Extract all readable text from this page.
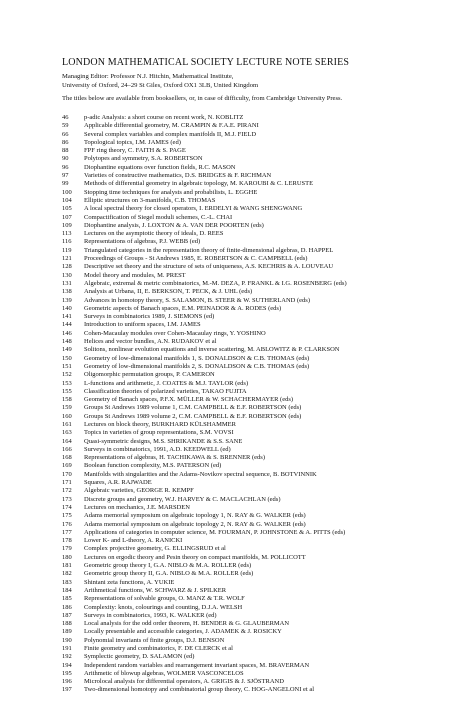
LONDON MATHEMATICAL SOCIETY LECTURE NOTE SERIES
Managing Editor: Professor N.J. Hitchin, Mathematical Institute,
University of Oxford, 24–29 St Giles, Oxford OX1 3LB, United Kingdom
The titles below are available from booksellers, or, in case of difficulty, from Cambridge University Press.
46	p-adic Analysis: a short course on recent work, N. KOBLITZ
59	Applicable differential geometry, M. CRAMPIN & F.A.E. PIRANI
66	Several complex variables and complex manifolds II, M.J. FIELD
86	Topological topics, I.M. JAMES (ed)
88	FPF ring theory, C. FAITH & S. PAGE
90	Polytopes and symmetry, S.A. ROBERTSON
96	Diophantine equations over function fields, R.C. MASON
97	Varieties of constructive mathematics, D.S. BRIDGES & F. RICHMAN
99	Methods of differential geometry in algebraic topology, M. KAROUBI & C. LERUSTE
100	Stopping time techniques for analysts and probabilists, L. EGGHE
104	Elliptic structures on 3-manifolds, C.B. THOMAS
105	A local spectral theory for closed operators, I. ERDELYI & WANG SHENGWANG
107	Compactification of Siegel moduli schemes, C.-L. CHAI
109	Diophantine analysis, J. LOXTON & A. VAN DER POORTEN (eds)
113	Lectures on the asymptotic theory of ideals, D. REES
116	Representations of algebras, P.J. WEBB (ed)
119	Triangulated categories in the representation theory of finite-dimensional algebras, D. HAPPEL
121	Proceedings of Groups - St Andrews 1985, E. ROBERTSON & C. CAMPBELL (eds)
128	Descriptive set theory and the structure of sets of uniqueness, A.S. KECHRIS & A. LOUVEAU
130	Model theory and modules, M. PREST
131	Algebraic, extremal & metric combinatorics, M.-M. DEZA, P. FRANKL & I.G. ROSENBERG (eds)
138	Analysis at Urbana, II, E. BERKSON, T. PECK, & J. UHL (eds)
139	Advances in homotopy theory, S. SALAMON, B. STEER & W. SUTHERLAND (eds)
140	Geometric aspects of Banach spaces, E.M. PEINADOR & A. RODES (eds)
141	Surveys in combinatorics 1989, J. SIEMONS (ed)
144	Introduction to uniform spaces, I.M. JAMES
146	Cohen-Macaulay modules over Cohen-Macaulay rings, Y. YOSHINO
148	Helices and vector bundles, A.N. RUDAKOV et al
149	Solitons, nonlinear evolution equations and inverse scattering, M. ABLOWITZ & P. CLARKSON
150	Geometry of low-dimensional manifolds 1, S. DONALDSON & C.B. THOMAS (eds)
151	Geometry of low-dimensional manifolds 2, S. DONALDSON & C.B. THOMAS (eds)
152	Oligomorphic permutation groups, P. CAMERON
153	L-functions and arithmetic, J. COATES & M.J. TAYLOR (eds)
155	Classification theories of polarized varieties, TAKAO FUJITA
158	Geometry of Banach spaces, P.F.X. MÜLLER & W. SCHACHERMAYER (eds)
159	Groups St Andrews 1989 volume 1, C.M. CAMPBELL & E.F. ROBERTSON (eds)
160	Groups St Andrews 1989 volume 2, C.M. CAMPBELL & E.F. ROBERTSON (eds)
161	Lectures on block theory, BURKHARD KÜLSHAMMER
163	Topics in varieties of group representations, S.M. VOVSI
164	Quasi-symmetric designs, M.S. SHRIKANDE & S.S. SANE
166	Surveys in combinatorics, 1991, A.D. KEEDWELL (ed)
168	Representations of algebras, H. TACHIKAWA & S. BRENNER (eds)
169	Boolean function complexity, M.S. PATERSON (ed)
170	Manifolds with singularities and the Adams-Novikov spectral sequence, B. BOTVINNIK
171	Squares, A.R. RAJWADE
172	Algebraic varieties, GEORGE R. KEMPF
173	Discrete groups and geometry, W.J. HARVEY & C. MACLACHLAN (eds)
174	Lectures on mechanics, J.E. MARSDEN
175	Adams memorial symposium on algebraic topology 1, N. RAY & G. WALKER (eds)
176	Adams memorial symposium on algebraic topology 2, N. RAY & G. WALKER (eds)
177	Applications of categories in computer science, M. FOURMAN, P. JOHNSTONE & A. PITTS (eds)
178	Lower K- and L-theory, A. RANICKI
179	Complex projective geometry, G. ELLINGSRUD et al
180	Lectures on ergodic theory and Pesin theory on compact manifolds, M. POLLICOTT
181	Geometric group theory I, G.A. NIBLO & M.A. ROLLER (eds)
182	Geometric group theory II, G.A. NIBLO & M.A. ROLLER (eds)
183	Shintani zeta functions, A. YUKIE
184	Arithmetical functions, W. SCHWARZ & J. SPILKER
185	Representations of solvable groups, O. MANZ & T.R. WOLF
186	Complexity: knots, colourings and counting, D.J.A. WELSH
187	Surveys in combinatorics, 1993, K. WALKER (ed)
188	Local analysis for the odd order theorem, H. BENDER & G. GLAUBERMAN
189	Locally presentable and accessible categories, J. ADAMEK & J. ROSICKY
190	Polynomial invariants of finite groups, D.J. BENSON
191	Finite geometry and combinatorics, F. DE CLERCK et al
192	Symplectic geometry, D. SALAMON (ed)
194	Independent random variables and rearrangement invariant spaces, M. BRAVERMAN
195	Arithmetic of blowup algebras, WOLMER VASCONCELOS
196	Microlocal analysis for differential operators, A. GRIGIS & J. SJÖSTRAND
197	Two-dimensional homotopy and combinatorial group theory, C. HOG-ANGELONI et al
◇ ◇ ◇ ◇ ◇ ◇ ◇
### GIVEN REQUEST
Say how many lines in the records contain the string "variables", and say nothing else.

### THE OUTPUT
2